#### Exercise objective
Go through the listing and copy each line with the string "KPMG".

#### Material for the task
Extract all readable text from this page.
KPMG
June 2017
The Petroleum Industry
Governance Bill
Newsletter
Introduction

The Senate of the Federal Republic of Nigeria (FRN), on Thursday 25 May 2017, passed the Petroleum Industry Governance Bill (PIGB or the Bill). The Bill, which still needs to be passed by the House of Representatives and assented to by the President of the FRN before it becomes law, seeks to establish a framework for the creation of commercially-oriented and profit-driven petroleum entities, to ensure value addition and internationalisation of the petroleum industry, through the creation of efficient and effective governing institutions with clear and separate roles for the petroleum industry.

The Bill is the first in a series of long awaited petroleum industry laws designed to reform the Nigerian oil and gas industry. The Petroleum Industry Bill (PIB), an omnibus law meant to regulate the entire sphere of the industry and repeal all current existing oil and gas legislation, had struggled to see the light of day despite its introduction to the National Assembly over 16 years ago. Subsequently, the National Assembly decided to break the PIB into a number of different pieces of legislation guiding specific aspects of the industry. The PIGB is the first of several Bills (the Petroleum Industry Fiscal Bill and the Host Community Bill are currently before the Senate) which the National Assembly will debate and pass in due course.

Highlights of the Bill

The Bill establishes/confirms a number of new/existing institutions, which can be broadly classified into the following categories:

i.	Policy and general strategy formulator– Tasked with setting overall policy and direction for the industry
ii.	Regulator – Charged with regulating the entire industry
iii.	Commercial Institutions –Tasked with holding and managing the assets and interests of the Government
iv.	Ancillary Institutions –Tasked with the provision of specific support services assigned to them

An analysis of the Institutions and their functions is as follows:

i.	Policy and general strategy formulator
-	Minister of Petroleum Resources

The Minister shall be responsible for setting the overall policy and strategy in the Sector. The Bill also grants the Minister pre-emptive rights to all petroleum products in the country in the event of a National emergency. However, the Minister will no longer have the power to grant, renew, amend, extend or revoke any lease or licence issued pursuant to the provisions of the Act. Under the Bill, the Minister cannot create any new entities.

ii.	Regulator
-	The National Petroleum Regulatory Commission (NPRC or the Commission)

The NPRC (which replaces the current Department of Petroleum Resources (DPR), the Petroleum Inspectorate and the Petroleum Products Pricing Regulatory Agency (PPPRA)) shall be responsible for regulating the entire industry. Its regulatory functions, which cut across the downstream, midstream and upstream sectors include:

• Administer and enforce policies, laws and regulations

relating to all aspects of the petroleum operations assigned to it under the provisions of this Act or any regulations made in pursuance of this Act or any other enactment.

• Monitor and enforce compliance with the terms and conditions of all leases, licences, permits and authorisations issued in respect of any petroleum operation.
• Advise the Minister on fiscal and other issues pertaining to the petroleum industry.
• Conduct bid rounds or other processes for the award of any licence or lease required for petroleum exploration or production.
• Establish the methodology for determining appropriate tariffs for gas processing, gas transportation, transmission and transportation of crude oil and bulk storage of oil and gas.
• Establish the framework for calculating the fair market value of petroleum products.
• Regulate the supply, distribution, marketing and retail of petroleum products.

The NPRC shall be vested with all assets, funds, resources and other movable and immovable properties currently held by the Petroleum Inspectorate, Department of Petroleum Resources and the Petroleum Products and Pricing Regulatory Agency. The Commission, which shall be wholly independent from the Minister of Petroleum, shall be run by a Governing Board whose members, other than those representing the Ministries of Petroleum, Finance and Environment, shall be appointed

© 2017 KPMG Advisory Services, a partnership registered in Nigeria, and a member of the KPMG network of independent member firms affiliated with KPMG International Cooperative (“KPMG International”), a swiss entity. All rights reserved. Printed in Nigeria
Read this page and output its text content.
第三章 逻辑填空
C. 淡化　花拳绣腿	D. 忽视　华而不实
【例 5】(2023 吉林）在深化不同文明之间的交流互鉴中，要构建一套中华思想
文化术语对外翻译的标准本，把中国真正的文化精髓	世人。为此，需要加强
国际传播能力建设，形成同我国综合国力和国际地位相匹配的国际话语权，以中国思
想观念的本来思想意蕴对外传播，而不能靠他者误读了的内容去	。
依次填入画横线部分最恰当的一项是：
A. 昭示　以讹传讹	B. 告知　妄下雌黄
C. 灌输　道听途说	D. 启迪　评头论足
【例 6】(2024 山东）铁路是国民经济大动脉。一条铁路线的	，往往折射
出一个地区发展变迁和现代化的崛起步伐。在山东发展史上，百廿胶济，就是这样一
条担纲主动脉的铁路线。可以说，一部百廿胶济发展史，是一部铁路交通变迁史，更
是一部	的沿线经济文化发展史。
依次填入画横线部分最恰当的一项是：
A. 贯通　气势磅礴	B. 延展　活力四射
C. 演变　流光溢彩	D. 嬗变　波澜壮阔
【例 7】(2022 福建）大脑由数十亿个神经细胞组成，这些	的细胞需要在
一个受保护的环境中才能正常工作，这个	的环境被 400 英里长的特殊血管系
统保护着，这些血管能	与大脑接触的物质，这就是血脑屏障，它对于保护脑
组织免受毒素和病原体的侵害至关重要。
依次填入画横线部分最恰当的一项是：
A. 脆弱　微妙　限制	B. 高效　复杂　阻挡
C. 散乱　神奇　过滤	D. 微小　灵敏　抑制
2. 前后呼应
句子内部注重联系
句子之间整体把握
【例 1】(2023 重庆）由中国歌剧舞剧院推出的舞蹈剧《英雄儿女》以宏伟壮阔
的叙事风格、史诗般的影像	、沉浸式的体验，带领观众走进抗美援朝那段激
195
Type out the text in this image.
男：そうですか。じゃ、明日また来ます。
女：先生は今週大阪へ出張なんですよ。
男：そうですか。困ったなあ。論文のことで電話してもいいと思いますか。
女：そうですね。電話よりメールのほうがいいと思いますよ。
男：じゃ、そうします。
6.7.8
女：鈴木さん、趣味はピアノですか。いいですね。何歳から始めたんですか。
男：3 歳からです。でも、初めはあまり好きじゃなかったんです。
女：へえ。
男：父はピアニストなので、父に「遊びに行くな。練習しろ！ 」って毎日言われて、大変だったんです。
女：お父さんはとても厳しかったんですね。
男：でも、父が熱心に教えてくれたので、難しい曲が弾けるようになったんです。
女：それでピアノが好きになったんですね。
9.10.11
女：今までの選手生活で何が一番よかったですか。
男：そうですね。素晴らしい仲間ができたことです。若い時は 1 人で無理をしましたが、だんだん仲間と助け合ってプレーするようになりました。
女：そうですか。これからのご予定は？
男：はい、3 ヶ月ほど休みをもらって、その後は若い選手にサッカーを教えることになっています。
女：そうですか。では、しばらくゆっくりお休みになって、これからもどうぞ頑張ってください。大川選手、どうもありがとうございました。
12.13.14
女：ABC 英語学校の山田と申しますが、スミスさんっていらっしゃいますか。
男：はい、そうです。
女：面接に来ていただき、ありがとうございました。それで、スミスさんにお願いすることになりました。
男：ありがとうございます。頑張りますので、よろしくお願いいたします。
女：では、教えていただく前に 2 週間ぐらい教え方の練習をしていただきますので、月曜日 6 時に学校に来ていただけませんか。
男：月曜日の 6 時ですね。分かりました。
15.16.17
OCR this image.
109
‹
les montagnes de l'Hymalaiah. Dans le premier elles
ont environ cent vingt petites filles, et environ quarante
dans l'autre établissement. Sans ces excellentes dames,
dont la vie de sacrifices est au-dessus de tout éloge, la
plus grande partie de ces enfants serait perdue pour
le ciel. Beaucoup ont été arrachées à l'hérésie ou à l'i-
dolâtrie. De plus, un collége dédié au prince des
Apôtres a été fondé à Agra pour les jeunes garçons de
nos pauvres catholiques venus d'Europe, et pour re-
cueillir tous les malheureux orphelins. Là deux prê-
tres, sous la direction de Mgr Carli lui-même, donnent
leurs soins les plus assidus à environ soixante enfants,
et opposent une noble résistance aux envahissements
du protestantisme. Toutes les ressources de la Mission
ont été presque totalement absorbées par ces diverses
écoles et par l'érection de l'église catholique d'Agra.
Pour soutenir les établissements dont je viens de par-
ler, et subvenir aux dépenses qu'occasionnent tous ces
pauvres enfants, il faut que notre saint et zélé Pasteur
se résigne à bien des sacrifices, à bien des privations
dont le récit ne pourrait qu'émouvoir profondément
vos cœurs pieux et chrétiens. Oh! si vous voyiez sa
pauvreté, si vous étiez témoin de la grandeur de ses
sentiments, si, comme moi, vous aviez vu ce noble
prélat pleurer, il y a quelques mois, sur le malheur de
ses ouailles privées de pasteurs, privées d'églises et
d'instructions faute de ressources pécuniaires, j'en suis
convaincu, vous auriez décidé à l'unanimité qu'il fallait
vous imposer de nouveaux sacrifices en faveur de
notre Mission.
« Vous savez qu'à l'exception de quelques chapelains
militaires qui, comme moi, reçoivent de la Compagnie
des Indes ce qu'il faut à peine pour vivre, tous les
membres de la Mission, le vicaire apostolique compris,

#### Task response
KPMG
© 2017 KPMG Advisory Services, a partnership registered in Nigeria, and a member of the KPMG network of independent member firms affiliated with KPMG International Cooperative (“KPMG International”), a swiss entity. All rights reserved. Printed in Nigeria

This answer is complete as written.